Task statement => Would you write out the entries below, every one of them, exactly?

[Data entries for graphics]
╭──

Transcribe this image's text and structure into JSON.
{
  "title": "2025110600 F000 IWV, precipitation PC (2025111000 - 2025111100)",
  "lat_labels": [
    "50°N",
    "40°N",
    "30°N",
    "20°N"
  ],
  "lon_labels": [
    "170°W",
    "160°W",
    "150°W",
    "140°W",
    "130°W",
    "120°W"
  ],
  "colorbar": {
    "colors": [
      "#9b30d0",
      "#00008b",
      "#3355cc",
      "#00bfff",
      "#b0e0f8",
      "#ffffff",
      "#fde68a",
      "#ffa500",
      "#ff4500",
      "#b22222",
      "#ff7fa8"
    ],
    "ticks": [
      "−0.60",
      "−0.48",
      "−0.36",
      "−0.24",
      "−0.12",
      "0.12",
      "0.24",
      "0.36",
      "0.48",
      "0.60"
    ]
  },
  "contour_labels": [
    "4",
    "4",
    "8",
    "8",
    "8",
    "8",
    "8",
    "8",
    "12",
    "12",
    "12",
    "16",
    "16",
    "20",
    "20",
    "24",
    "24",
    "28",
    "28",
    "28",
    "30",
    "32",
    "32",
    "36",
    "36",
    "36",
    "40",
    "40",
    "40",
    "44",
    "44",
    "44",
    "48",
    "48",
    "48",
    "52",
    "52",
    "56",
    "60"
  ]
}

╰──

Final result =>
Transcribe this image's text and structure into JSON.
{
  "title": "2025110600 F000 IWV, precipitation PC (2025111000 - 2025111100)",
  "lat_labels": [
    "50°N",
    "40°N",
    "30°N",
    "20°N"
  ],
  "lon_labels": [
    "170°W",
    "160°W",
    "150°W",
    "140°W",
    "130°W",
    "120°W"
  ],
  "colorbar": {
    "colors": [
      "#9b30d0",
      "#00008b",
      "#3355cc",
      "#00bfff",
      "#b0e0f8",
      "#ffffff",
      "#fde68a",
      "#ffa500",
      "#ff4500",
      "#b22222",
      "#ff7fa8"
    ],
    "ticks": [
      "−0.60",
      "−0.48",
      "−0.36",
      "−0.24",
      "−0.12",
      "0.12",
      "0.24",
      "0.36",
      "0.48",
      "0.60"
    ]
  },
  "contour_labels": [
    "4",
    "4",
    "8",
    "8",
    "8",
    "8",
    "8",
    "8",
    "12",
    "12",
    "12",
    "16",
    "16",
    "20",
    "20",
    "24",
    "24",
    "28",
    "28",
    "28",
    "30",
    "32",
    "32",
    "36",
    "36",
    "36",
    "40",
    "40",
    "40",
    "44",
    "44",
    "44",
    "48",
    "48",
    "48",
    "52",
    "52",
    "56",
    "60"
  ]
}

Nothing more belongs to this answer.